[Figure record extracts]
__________________________________________________

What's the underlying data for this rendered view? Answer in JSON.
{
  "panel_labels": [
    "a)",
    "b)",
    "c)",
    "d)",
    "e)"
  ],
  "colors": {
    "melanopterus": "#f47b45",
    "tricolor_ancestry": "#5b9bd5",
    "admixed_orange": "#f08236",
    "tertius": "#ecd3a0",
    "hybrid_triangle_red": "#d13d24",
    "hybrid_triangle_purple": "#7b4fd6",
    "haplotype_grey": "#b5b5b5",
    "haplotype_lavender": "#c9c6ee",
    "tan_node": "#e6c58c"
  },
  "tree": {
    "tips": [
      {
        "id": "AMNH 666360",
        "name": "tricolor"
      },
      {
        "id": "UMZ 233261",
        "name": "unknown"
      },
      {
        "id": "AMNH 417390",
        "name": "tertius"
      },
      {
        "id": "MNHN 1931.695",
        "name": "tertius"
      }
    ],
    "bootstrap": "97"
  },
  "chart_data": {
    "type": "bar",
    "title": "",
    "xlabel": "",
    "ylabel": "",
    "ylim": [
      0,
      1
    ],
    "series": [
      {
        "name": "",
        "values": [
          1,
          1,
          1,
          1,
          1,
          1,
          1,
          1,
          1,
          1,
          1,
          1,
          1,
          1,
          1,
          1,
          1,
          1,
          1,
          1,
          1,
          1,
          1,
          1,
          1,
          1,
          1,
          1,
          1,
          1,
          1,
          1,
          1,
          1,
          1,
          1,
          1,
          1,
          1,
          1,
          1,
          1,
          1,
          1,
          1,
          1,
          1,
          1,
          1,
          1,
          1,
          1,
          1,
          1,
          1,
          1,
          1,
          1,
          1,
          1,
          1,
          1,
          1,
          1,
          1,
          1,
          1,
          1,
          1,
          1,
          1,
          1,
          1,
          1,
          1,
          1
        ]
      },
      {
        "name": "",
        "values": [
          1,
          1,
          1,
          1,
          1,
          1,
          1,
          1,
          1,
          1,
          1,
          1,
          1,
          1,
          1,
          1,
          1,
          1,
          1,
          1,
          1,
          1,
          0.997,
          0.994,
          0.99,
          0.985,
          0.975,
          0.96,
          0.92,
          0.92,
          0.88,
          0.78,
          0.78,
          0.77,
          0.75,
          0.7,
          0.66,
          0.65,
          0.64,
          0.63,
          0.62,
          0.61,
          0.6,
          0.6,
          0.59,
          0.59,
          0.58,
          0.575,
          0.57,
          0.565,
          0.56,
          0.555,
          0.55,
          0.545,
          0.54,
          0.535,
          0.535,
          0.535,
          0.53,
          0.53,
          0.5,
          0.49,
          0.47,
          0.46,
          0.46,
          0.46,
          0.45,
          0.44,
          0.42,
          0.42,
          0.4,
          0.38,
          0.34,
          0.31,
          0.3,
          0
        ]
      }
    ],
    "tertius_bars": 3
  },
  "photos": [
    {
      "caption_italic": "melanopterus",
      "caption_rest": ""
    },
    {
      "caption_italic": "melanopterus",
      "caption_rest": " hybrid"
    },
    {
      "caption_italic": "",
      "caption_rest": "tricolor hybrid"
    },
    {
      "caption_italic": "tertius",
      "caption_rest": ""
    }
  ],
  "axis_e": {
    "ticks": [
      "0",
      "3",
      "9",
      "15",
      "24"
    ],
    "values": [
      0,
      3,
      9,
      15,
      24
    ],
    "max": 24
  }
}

__________________________________________________

**What you will do**
Your task is to give the records above again, exactly.

**Exercise result**
What's the underlying data for this rendered view? Answer in JSON.
{
  "panel_labels": [
    "a)",
    "b)",
    "c)",
    "d)",
    "e)"
  ],
  "colors": {
    "melanopterus": "#f47b45",
    "tricolor_ancestry": "#5b9bd5",
    "admixed_orange": "#f08236",
    "tertius": "#ecd3a0",
    "hybrid_triangle_red": "#d13d24",
    "hybrid_triangle_purple": "#7b4fd6",
    "haplotype_grey": "#b5b5b5",
    "haplotype_lavender": "#c9c6ee",
    "tan_node": "#e6c58c"
  },
  "tree": {
    "tips": [
      {
        "id": "AMNH 666360",
        "name": "tricolor"
      },
      {
        "id": "UMZ 233261",
        "name": "unknown"
      },
      {
        "id": "AMNH 417390",
        "name": "tertius"
      },
      {
        "id": "MNHN 1931.695",
        "name": "tertius"
      }
    ],
    "bootstrap": "97"
  },
  "chart_data": {
    "type": "bar",
    "title": "",
    "xlabel": "",
    "ylabel": "",
    "ylim": [
      0,
      1
    ],
    "series": [
      {
        "name": "",
        "values": [
          1,
          1,
          1,
          1,
          1,
          1,
          1,
          1,
          1,
          1,
          1,
          1,
          1,
          1,
          1,
          1,
          1,
          1,
          1,
          1,
          1,
          1,
          1,
          1,
          1,
          1,
          1,
          1,
          1,
          1,
          1,
          1,
          1,
          1,
          1,
          1,
          1,
          1,
          1,
          1,
          1,
          1,
          1,
          1,
          1,
          1,
          1,
          1,
          1,
          1,
          1,
          1,
          1,
          1,
          1,
          1,
          1,
          1,
          1,
          1,
          1,
          1,
          1,
          1,
          1,
          1,
          1,
          1,
          1,
          1,
          1,
          1,
          1,
          1,
          1,
          1
        ]
      },
      {
        "name": "",
        "values": [
          1,
          1,
          1,
          1,
          1,
          1,
          1,
          1,
          1,
          1,
          1,
          1,
          1,
          1,
          1,
          1,
          1,
          1,
          1,
          1,
          1,
          1,
          0.997,
          0.994,
          0.99,
          0.985,
          0.975,
          0.96,
          0.92,
          0.92,
          0.88,
          0.78,
          0.78,
          0.77,
          0.75,
          0.7,
          0.66,
          0.65,
          0.64,
          0.63,
          0.62,
          0.61,
          0.6,
          0.6,
          0.59,
          0.59,
          0.58,
          0.575,
          0.57,
          0.565,
          0.56,
          0.555,
          0.55,
          0.545,
          0.54,
          0.535,
          0.535,
          0.535,
          0.53,
          0.53,
          0.5,
          0.49,
          0.47,
          0.46,
          0.46,
          0.46,
          0.45,
          0.44,
          0.42,
          0.42,
          0.4,
          0.38,
          0.34,
          0.31,
          0.3,
          0
        ]
      }
    ],
    "tertius_bars": 3
  },
  "photos": [
    {
      "caption_italic": "melanopterus",
      "caption_rest": ""
    },
    {
      "caption_italic": "melanopterus",
      "caption_rest": " hybrid"
    },
    {
      "caption_italic": "",
      "caption_rest": "tricolor hybrid"
    },
    {
      "caption_italic": "tertius",
      "caption_rest": ""
    }
  ],
  "axis_e": {
    "ticks": [
      "0",
      "3",
      "9",
      "15",
      "24"
    ],
    "values": [
      0,
      3,
      9,
      15,
      24
    ],
    "max": 24
  }
}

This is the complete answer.